-- RECORDS PROVIDED follows --

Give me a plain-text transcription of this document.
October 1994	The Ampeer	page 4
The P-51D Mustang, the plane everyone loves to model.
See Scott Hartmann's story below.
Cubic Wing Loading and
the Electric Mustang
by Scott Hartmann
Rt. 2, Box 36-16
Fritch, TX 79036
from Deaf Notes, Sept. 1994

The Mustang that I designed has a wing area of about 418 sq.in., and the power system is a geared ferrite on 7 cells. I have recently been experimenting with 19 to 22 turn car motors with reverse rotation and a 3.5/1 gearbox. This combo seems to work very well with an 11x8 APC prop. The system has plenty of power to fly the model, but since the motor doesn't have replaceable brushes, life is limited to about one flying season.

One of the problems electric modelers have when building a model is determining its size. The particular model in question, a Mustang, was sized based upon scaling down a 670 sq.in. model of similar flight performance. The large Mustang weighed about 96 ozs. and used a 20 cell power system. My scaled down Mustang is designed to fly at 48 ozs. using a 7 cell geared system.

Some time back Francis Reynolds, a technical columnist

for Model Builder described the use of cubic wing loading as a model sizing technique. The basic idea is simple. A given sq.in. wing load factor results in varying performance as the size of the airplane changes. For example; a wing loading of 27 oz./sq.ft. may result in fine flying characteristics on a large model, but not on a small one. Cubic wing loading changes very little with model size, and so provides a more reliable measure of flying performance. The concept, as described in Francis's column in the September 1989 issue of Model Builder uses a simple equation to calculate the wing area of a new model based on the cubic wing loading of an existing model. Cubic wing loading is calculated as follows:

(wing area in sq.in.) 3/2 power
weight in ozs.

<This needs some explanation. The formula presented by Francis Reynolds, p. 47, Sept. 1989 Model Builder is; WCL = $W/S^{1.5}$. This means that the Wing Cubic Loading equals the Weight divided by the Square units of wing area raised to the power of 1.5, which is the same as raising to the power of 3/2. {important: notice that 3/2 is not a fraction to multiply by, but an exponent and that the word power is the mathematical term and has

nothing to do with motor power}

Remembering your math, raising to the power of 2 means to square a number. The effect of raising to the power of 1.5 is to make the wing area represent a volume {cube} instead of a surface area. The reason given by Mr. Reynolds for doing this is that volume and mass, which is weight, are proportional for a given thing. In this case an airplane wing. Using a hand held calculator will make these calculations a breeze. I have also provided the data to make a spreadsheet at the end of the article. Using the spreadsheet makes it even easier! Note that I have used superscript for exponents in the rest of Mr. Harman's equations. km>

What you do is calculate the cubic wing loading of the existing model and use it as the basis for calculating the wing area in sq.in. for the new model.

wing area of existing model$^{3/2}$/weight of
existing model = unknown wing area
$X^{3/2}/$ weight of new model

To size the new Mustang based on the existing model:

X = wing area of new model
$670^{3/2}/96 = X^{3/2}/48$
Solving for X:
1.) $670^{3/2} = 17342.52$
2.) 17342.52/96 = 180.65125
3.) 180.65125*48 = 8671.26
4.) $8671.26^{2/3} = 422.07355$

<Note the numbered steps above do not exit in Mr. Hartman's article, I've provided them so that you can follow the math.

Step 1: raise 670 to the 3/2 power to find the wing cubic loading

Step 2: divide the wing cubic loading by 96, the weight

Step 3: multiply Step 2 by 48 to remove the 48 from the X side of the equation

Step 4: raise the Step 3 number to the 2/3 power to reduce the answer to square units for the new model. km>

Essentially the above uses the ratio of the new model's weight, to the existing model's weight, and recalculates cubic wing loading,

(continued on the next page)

-- RECORDS PROVIDED concluded --

▶ DIRECTIONS: Give every entry back exactly as it was written above.

▶ RESPONSE:
Give me a plain-text transcription of this document.
October 1994	The Ampeer	page 4
The P-51D Mustang, the plane everyone loves to model.
See Scott Hartmann's story below.
Cubic Wing Loading and
the Electric Mustang
by Scott Hartmann
Rt. 2, Box 36-16
Fritch, TX 79036
from Deaf Notes, Sept. 1994

The Mustang that I designed has a wing area of about 418 sq.in., and the power system is a geared ferrite on 7 cells. I have recently been experimenting with 19 to 22 turn car motors with reverse rotation and a 3.5/1 gearbox. This combo seems to work very well with an 11x8 APC prop. The system has plenty of power to fly the model, but since the motor doesn't have replaceable brushes, life is limited to about one flying season.

One of the problems electric modelers have when building a model is determining its size. The particular model in question, a Mustang, was sized based upon scaling down a 670 sq.in. model of similar flight performance. The large Mustang weighed about 96 ozs. and used a 20 cell power system. My scaled down Mustang is designed to fly at 48 ozs. using a 7 cell geared system.

Some time back Francis Reynolds, a technical columnist

for Model Builder described the use of cubic wing loading as a model sizing technique. The basic idea is simple. A given sq.in. wing load factor results in varying performance as the size of the airplane changes. For example; a wing loading of 27 oz./sq.ft. may result in fine flying characteristics on a large model, but not on a small one. Cubic wing loading changes very little with model size, and so provides a more reliable measure of flying performance. The concept, as described in Francis's column in the September 1989 issue of Model Builder uses a simple equation to calculate the wing area of a new model based on the cubic wing loading of an existing model. Cubic wing loading is calculated as follows:

(wing area in sq.in.) 3/2 power
weight in ozs.

<This needs some explanation. The formula presented by Francis Reynolds, p. 47, Sept. 1989 Model Builder is; WCL = $W/S^{1.5}$. This means that the Wing Cubic Loading equals the Weight divided by the Square units of wing area raised to the power of 1.5, which is the same as raising to the power of 3/2. {important: notice that 3/2 is not a fraction to multiply by, but an exponent and that the word power is the mathematical term and has

nothing to do with motor power}

Remembering your math, raising to the power of 2 means to square a number. The effect of raising to the power of 1.5 is to make the wing area represent a volume {cube} instead of a surface area. The reason given by Mr. Reynolds for doing this is that volume and mass, which is weight, are proportional for a given thing. In this case an airplane wing. Using a hand held calculator will make these calculations a breeze. I have also provided the data to make a spreadsheet at the end of the article. Using the spreadsheet makes it even easier! Note that I have used superscript for exponents in the rest of Mr. Harman's equations. km>

What you do is calculate the cubic wing loading of the existing model and use it as the basis for calculating the wing area in sq.in. for the new model.

wing area of existing model$^{3/2}$/weight of
existing model = unknown wing area
$X^{3/2}/$ weight of new model

To size the new Mustang based on the existing model:

X = wing area of new model
$670^{3/2}/96 = X^{3/2}/48$
Solving for X:
1.) $670^{3/2} = 17342.52$
2.) 17342.52/96 = 180.65125
3.) 180.65125*48 = 8671.26
4.) $8671.26^{2/3} = 422.07355$

<Note the numbered steps above do not exit in Mr. Hartman's article, I've provided them so that you can follow the math.

Step 1: raise 670 to the 3/2 power to find the wing cubic loading

Step 2: divide the wing cubic loading by 96, the weight

Step 3: multiply Step 2 by 48 to remove the 48 from the X side of the equation

Step 4: raise the Step 3 number to the 2/3 power to reduce the answer to square units for the new model. km>

Essentially the above uses the ratio of the new model's weight, to the existing model's weight, and recalculates cubic wing loading,

(continued on the next page)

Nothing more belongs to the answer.